Your task —
The listing below should be written out exactly; please include all of it.

▬▬▬▬▬▬▬▬▬▬

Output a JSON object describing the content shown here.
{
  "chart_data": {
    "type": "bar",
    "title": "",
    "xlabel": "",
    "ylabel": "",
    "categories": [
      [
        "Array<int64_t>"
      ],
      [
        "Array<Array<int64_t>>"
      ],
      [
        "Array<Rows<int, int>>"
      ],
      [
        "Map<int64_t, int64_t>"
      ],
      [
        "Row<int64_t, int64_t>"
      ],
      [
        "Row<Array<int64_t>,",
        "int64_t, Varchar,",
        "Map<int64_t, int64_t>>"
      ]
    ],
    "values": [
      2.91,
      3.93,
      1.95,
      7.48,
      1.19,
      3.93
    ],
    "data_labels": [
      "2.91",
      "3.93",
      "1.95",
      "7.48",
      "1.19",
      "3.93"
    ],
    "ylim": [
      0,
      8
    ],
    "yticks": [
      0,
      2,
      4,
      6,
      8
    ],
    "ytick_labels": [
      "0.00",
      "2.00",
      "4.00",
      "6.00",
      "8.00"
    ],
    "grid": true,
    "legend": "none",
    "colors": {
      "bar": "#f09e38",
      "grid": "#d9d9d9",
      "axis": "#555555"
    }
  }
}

▬▬▬▬▬▬▬▬▬▬

Task solution —
Output a JSON object describing the content shown here.
{
  "chart_data": {
    "type": "bar",
    "title": "",
    "xlabel": "",
    "ylabel": "",
    "categories": [
      [
        "Array<int64_t>"
      ],
      [
        "Array<Array<int64_t>>"
      ],
      [
        "Array<Rows<int, int>>"
      ],
      [
        "Map<int64_t, int64_t>"
      ],
      [
        "Row<int64_t, int64_t>"
      ],
      [
        "Row<Array<int64_t>,",
        "int64_t, Varchar,",
        "Map<int64_t, int64_t>>"
      ]
    ],
    "values": [
      2.91,
      3.93,
      1.95,
      7.48,
      1.19,
      3.93
    ],
    "data_labels": [
      "2.91",
      "3.93",
      "1.95",
      "7.48",
      "1.19",
      "3.93"
    ],
    "ylim": [
      0,
      8
    ],
    "yticks": [
      0,
      2,
      4,
      6,
      8
    ],
    "ytick_labels": [
      "0.00",
      "2.00",
      "4.00",
      "6.00",
      "8.00"
    ],
    "grid": true,
    "legend": "none",
    "colors": {
      "bar": "#f09e38",
      "grid": "#d9d9d9",
      "axis": "#555555"
    }
  }
}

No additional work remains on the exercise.